RECORD EXCERPTS —
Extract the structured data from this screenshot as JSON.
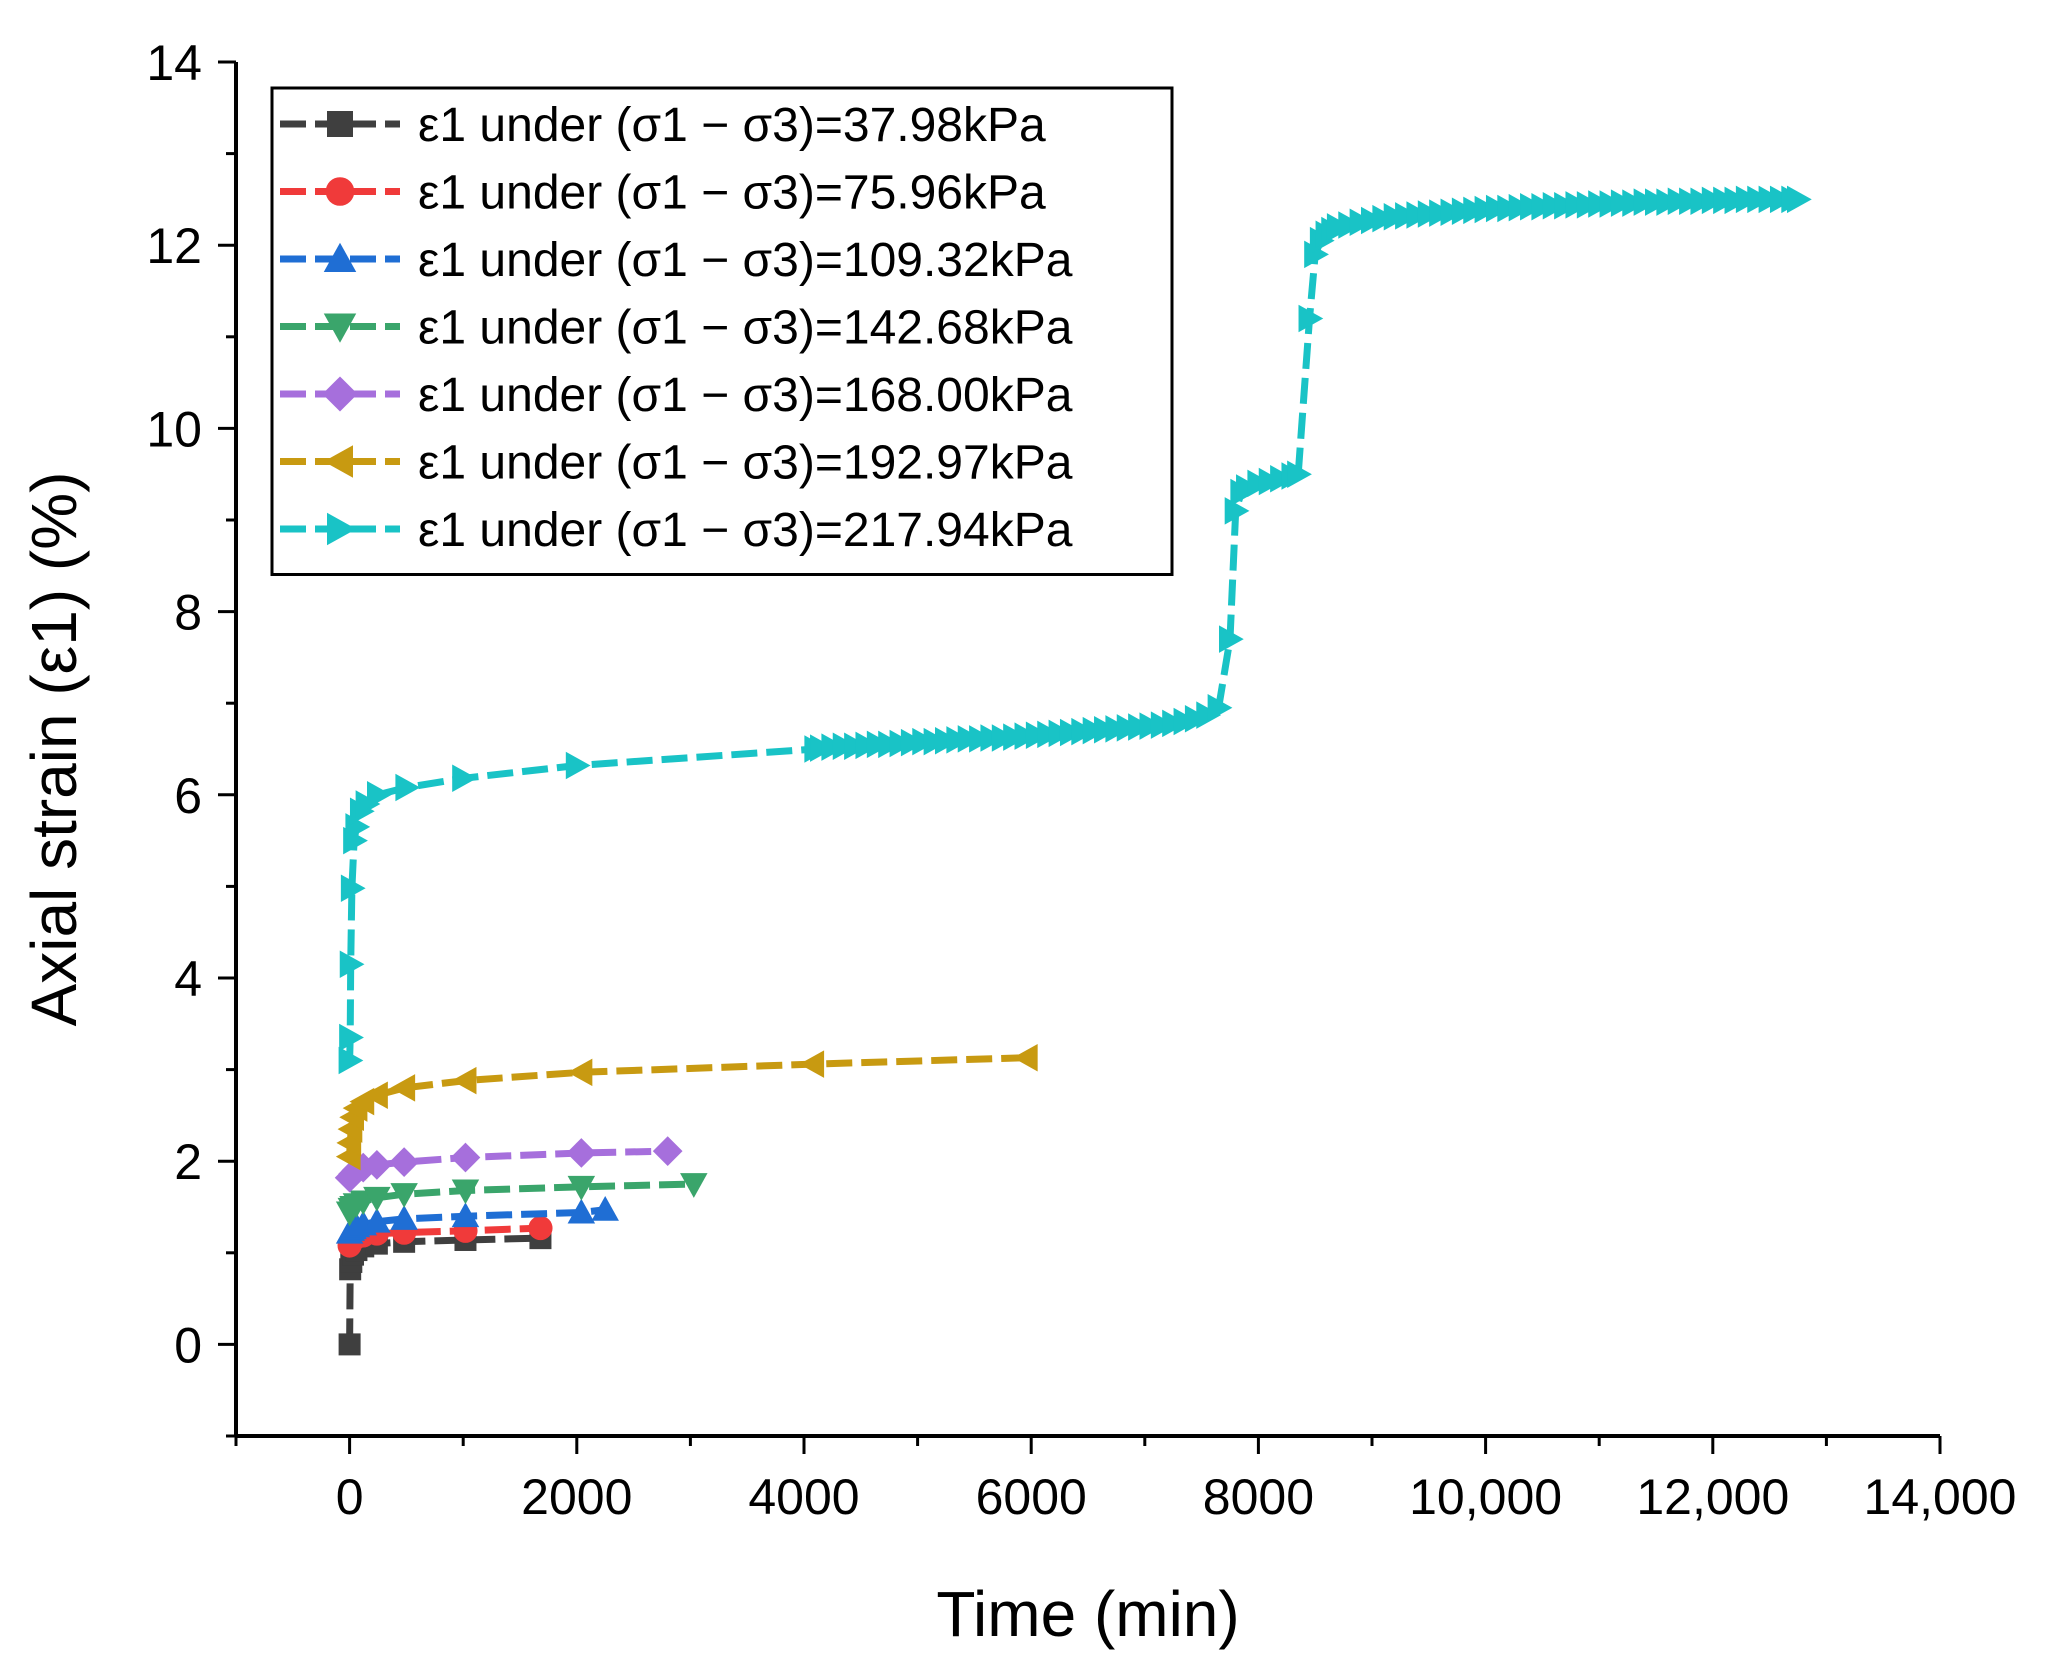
{
  "chart_data": {
    "type": "line",
    "title": "",
    "xlabel": "Time (min)",
    "ylabel": "Axial strain (ε1) (%)",
    "xlim": [
      -1000,
      14000
    ],
    "ylim": [
      -1,
      14
    ],
    "x_ticks": [
      0,
      2000,
      4000,
      6000,
      8000,
      10000,
      12000,
      14000
    ],
    "x_tick_labels": [
      "0",
      "2000",
      "4000",
      "6000",
      "8000",
      "10,000",
      "12,000",
      "14,000"
    ],
    "y_ticks": [
      0,
      2,
      4,
      6,
      8,
      10,
      12,
      14
    ],
    "y_tick_labels": [
      "0",
      "2",
      "4",
      "6",
      "8",
      "10",
      "12",
      "14"
    ],
    "grid": false,
    "legend_position": "top-left",
    "series": [
      {
        "name": "ε1 under (σ1 − σ3)=37.98kPa",
        "color": "#3f3f3f",
        "marker": "square",
        "x": [
          0,
          5,
          15,
          30,
          60,
          120,
          240,
          480,
          1020,
          1680
        ],
        "y": [
          0.0,
          0.82,
          0.9,
          0.98,
          1.03,
          1.07,
          1.1,
          1.12,
          1.14,
          1.16
        ]
      },
      {
        "name": "ε1 under (σ1 − σ3)=75.96kPa",
        "color": "#f03a3a",
        "marker": "circle",
        "x": [
          0,
          5,
          15,
          30,
          60,
          120,
          240,
          480,
          1020,
          1680
        ],
        "y": [
          1.08,
          1.1,
          1.13,
          1.15,
          1.17,
          1.19,
          1.21,
          1.22,
          1.24,
          1.27
        ]
      },
      {
        "name": "ε1 under (σ1 − σ3)=109.32kPa",
        "color": "#1f6ed4",
        "marker": "triangle-up",
        "x": [
          0,
          15,
          30,
          60,
          120,
          240,
          480,
          1020,
          2040,
          2250
        ],
        "y": [
          1.22,
          1.25,
          1.27,
          1.29,
          1.31,
          1.34,
          1.37,
          1.4,
          1.44,
          1.47
        ]
      },
      {
        "name": "ε1 under (σ1 − σ3)=142.68kPa",
        "color": "#3aa56b",
        "marker": "triangle-down",
        "x": [
          0,
          15,
          30,
          60,
          120,
          240,
          480,
          1020,
          2040,
          3030
        ],
        "y": [
          1.44,
          1.48,
          1.5,
          1.53,
          1.56,
          1.6,
          1.64,
          1.68,
          1.72,
          1.75
        ]
      },
      {
        "name": "ε1 under (σ1 − σ3)=168.00kPa",
        "color": "#a66fdc",
        "marker": "diamond",
        "x": [
          0,
          30,
          60,
          120,
          240,
          480,
          1020,
          2040,
          2800
        ],
        "y": [
          1.82,
          1.86,
          1.9,
          1.93,
          1.96,
          1.99,
          2.04,
          2.09,
          2.11
        ]
      },
      {
        "name": "ε1 under (σ1 − σ3)=192.97kPa",
        "color": "#c89a11",
        "marker": "triangle-left",
        "x": [
          0,
          5,
          15,
          30,
          60,
          120,
          240,
          480,
          1020,
          2040,
          4080,
          5960
        ],
        "y": [
          2.05,
          2.2,
          2.35,
          2.48,
          2.58,
          2.65,
          2.72,
          2.8,
          2.88,
          2.97,
          3.06,
          3.13
        ]
      },
      {
        "name": "ε1 under (σ1 − σ3)=217.94kPa",
        "color": "#19c3c6",
        "marker": "triangle-right",
        "x": [
          0,
          5,
          10,
          20,
          40,
          60,
          100,
          150,
          250,
          500,
          1000,
          2000,
          4100,
          4150,
          4250,
          4350,
          4450,
          4550,
          4650,
          4750,
          4850,
          4950,
          5050,
          5150,
          5250,
          5350,
          5450,
          5550,
          5650,
          5750,
          5850,
          5950,
          6050,
          6150,
          6250,
          6350,
          6450,
          6550,
          6650,
          6750,
          6850,
          6950,
          7050,
          7150,
          7250,
          7350,
          7450,
          7550,
          7650,
          7750,
          7800,
          7850,
          7900,
          8000,
          8100,
          8200,
          8300,
          8350,
          8450,
          8500,
          8550,
          8600,
          8650,
          8700,
          8800,
          8900,
          9000,
          9100,
          9200,
          9300,
          9400,
          9500,
          9600,
          9700,
          9800,
          9900,
          10000,
          10100,
          10200,
          10300,
          10400,
          10500,
          10600,
          10700,
          10800,
          10900,
          11000,
          11100,
          11200,
          11300,
          11400,
          11500,
          11600,
          11700,
          11800,
          11900,
          12000,
          12100,
          12200,
          12300,
          12400,
          12500,
          12600,
          12700,
          12750
        ],
        "y": [
          3.1,
          3.35,
          4.15,
          4.98,
          5.5,
          5.65,
          5.82,
          5.9,
          6.0,
          6.08,
          6.18,
          6.32,
          6.5,
          6.51,
          6.52,
          6.53,
          6.53,
          6.54,
          6.55,
          6.55,
          6.56,
          6.57,
          6.58,
          6.58,
          6.59,
          6.6,
          6.61,
          6.61,
          6.62,
          6.62,
          6.63,
          6.64,
          6.65,
          6.66,
          6.67,
          6.68,
          6.69,
          6.7,
          6.71,
          6.72,
          6.73,
          6.74,
          6.75,
          6.76,
          6.78,
          6.8,
          6.83,
          6.87,
          6.95,
          7.7,
          9.1,
          9.3,
          9.35,
          9.4,
          9.42,
          9.45,
          9.48,
          9.5,
          11.2,
          11.9,
          12.05,
          12.12,
          12.16,
          12.2,
          12.22,
          12.25,
          12.27,
          12.29,
          12.31,
          12.32,
          12.33,
          12.34,
          12.35,
          12.36,
          12.37,
          12.38,
          12.39,
          12.4,
          12.4,
          12.41,
          12.42,
          12.42,
          12.43,
          12.43,
          12.44,
          12.44,
          12.45,
          12.45,
          12.46,
          12.46,
          12.47,
          12.47,
          12.47,
          12.48,
          12.48,
          12.48,
          12.49,
          12.49,
          12.49,
          12.5,
          12.5,
          12.5,
          12.5,
          12.5,
          12.5
        ]
      }
    ]
  }
}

SHORT PROBLEM —
Repeat the records above verbatim, with no pictures in the result.

SOLUTION —
Extract the structured data from this screenshot as JSON.
{
  "chart_data": {
    "type": "line",
    "title": "",
    "xlabel": "Time (min)",
    "ylabel": "Axial strain (ε1) (%)",
    "xlim": [
      -1000,
      14000
    ],
    "ylim": [
      -1,
      14
    ],
    "x_ticks": [
      0,
      2000,
      4000,
      6000,
      8000,
      10000,
      12000,
      14000
    ],
    "x_tick_labels": [
      "0",
      "2000",
      "4000",
      "6000",
      "8000",
      "10,000",
      "12,000",
      "14,000"
    ],
    "y_ticks": [
      0,
      2,
      4,
      6,
      8,
      10,
      12,
      14
    ],
    "y_tick_labels": [
      "0",
      "2",
      "4",
      "6",
      "8",
      "10",
      "12",
      "14"
    ],
    "grid": false,
    "legend_position": "top-left",
    "series": [
      {
        "name": "ε1 under (σ1 − σ3)=37.98kPa",
        "color": "#3f3f3f",
        "marker": "square",
        "x": [
          0,
          5,
          15,
          30,
          60,
          120,
          240,
          480,
          1020,
          1680
        ],
        "y": [
          0.0,
          0.82,
          0.9,
          0.98,
          1.03,
          1.07,
          1.1,
          1.12,
          1.14,
          1.16
        ]
      },
      {
        "name": "ε1 under (σ1 − σ3)=75.96kPa",
        "color": "#f03a3a",
        "marker": "circle",
        "x": [
          0,
          5,
          15,
          30,
          60,
          120,
          240,
          480,
          1020,
          1680
        ],
        "y": [
          1.08,
          1.1,
          1.13,
          1.15,
          1.17,
          1.19,
          1.21,
          1.22,
          1.24,
          1.27
        ]
      },
      {
        "name": "ε1 under (σ1 − σ3)=109.32kPa",
        "color": "#1f6ed4",
        "marker": "triangle-up",
        "x": [
          0,
          15,
          30,
          60,
          120,
          240,
          480,
          1020,
          2040,
          2250
        ],
        "y": [
          1.22,
          1.25,
          1.27,
          1.29,
          1.31,
          1.34,
          1.37,
          1.4,
          1.44,
          1.47
        ]
      },
      {
        "name": "ε1 under (σ1 − σ3)=142.68kPa",
        "color": "#3aa56b",
        "marker": "triangle-down",
        "x": [
          0,
          15,
          30,
          60,
          120,
          240,
          480,
          1020,
          2040,
          3030
        ],
        "y": [
          1.44,
          1.48,
          1.5,
          1.53,
          1.56,
          1.6,
          1.64,
          1.68,
          1.72,
          1.75
        ]
      },
      {
        "name": "ε1 under (σ1 − σ3)=168.00kPa",
        "color": "#a66fdc",
        "marker": "diamond",
        "x": [
          0,
          30,
          60,
          120,
          240,
          480,
          1020,
          2040,
          2800
        ],
        "y": [
          1.82,
          1.86,
          1.9,
          1.93,
          1.96,
          1.99,
          2.04,
          2.09,
          2.11
        ]
      },
      {
        "name": "ε1 under (σ1 − σ3)=192.97kPa",
        "color": "#c89a11",
        "marker": "triangle-left",
        "x": [
          0,
          5,
          15,
          30,
          60,
          120,
          240,
          480,
          1020,
          2040,
          4080,
          5960
        ],
        "y": [
          2.05,
          2.2,
          2.35,
          2.48,
          2.58,
          2.65,
          2.72,
          2.8,
          2.88,
          2.97,
          3.06,
          3.13
        ]
      },
      {
        "name": "ε1 under (σ1 − σ3)=217.94kPa",
        "color": "#19c3c6",
        "marker": "triangle-right",
        "x": [
          0,
          5,
          10,
          20,
          40,
          60,
          100,
          150,
          250,
          500,
          1000,
          2000,
          4100,
          4150,
          4250,
          4350,
          4450,
          4550,
          4650,
          4750,
          4850,
          4950,
          5050,
          5150,
          5250,
          5350,
          5450,
          5550,
          5650,
          5750,
          5850,
          5950,
          6050,
          6150,
          6250,
          6350,
          6450,
          6550,
          6650,
          6750,
          6850,
          6950,
          7050,
          7150,
          7250,
          7350,
          7450,
          7550,
          7650,
          7750,
          7800,
          7850,
          7900,
          8000,
          8100,
          8200,
          8300,
          8350,
          8450,
          8500,
          8550,
          8600,
          8650,
          8700,
          8800,
          8900,
          9000,
          9100,
          9200,
          9300,
          9400,
          9500,
          9600,
          9700,
          9800,
          9900,
          10000,
          10100,
          10200,
          10300,
          10400,
          10500,
          10600,
          10700,
          10800,
          10900,
          11000,
          11100,
          11200,
          11300,
          11400,
          11500,
          11600,
          11700,
          11800,
          11900,
          12000,
          12100,
          12200,
          12300,
          12400,
          12500,
          12600,
          12700,
          12750
        ],
        "y": [
          3.1,
          3.35,
          4.15,
          4.98,
          5.5,
          5.65,
          5.82,
          5.9,
          6.0,
          6.08,
          6.18,
          6.32,
          6.5,
          6.51,
          6.52,
          6.53,
          6.53,
          6.54,
          6.55,
          6.55,
          6.56,
          6.57,
          6.58,
          6.58,
          6.59,
          6.6,
          6.61,
          6.61,
          6.62,
          6.62,
          6.63,
          6.64,
          6.65,
          6.66,
          6.67,
          6.68,
          6.69,
          6.7,
          6.71,
          6.72,
          6.73,
          6.74,
          6.75,
          6.76,
          6.78,
          6.8,
          6.83,
          6.87,
          6.95,
          7.7,
          9.1,
          9.3,
          9.35,
          9.4,
          9.42,
          9.45,
          9.48,
          9.5,
          11.2,
          11.9,
          12.05,
          12.12,
          12.16,
          12.2,
          12.22,
          12.25,
          12.27,
          12.29,
          12.31,
          12.32,
          12.33,
          12.34,
          12.35,
          12.36,
          12.37,
          12.38,
          12.39,
          12.4,
          12.4,
          12.41,
          12.42,
          12.42,
          12.43,
          12.43,
          12.44,
          12.44,
          12.45,
          12.45,
          12.46,
          12.46,
          12.47,
          12.47,
          12.47,
          12.48,
          12.48,
          12.48,
          12.49,
          12.49,
          12.49,
          12.5,
          12.5,
          12.5,
          12.5,
          12.5,
          12.5
        ]
      }
    ]
  }
}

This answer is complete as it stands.